Dataset items
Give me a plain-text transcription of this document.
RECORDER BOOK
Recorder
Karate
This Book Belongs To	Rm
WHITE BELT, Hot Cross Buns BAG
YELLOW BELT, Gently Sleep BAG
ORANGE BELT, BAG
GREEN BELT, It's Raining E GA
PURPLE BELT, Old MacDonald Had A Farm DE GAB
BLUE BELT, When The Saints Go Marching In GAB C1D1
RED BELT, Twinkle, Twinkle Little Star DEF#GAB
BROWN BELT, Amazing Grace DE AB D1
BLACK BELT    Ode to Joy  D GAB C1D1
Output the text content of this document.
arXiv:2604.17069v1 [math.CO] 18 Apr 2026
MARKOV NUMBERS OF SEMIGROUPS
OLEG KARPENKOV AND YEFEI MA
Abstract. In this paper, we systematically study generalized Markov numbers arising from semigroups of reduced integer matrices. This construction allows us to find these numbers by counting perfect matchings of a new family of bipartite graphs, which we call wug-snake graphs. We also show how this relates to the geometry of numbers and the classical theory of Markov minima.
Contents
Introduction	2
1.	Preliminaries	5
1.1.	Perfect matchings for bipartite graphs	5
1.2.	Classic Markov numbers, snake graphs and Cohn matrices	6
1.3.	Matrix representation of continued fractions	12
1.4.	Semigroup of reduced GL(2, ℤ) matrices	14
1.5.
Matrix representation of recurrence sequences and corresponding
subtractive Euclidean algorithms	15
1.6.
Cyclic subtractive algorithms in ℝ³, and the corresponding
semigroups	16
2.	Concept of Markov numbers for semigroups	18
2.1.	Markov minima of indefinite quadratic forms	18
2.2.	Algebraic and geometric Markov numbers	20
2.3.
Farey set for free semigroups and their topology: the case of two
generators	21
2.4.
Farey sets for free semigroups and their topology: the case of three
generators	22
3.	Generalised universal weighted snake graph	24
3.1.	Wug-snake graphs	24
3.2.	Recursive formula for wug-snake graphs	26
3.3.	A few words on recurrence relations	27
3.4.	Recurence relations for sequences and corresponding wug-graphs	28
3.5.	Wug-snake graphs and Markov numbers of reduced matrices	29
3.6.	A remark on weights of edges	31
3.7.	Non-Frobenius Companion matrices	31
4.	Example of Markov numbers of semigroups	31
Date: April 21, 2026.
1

Goal of the exercise
The entries above must be returned exactly.

Worked answer
Give me a plain-text transcription of this document.
RECORDER BOOK
Recorder
Karate
This Book Belongs To	Rm
WHITE BELT, Hot Cross Buns BAG
YELLOW BELT, Gently Sleep BAG
ORANGE BELT, BAG
GREEN BELT, It's Raining E GA
PURPLE BELT, Old MacDonald Had A Farm DE GAB
BLUE BELT, When The Saints Go Marching In GAB C1D1
RED BELT, Twinkle, Twinkle Little Star DEF#GAB
BROWN BELT, Amazing Grace DE AB D1
BLACK BELT    Ode to Joy  D GAB C1D1
Output the text content of this document.
arXiv:2604.17069v1 [math.CO] 18 Apr 2026
MARKOV NUMBERS OF SEMIGROUPS
OLEG KARPENKOV AND YEFEI MA
Abstract. In this paper, we systematically study generalized Markov numbers arising from semigroups of reduced integer matrices. This construction allows us to find these numbers by counting perfect matchings of a new family of bipartite graphs, which we call wug-snake graphs. We also show how this relates to the geometry of numbers and the classical theory of Markov minima.
Contents
Introduction	2
1.	Preliminaries	5
1.1.	Perfect matchings for bipartite graphs	5
1.2.	Classic Markov numbers, snake graphs and Cohn matrices	6
1.3.	Matrix representation of continued fractions	12
1.4.	Semigroup of reduced GL(2, ℤ) matrices	14
1.5.
Matrix representation of recurrence sequences and corresponding
subtractive Euclidean algorithms	15
1.6.
Cyclic subtractive algorithms in ℝ³, and the corresponding
semigroups	16
2.	Concept of Markov numbers for semigroups	18
2.1.	Markov minima of indefinite quadratic forms	18
2.2.	Algebraic and geometric Markov numbers	20
2.3.
Farey set for free semigroups and their topology: the case of two
generators	21
2.4.
Farey sets for free semigroups and their topology: the case of three
generators	22
3.	Generalised universal weighted snake graph	24
3.1.	Wug-snake graphs	24
3.2.	Recursive formula for wug-snake graphs	26
3.3.	A few words on recurrence relations	27
3.4.	Recurence relations for sequences and corresponding wug-graphs	28
3.5.	Wug-snake graphs and Markov numbers of reduced matrices	29
3.6.	A remark on weights of edges	31
3.7.	Non-Frobenius Companion matrices	31
4.	Example of Markov numbers of semigroups	31
Date: April 21, 2026.
1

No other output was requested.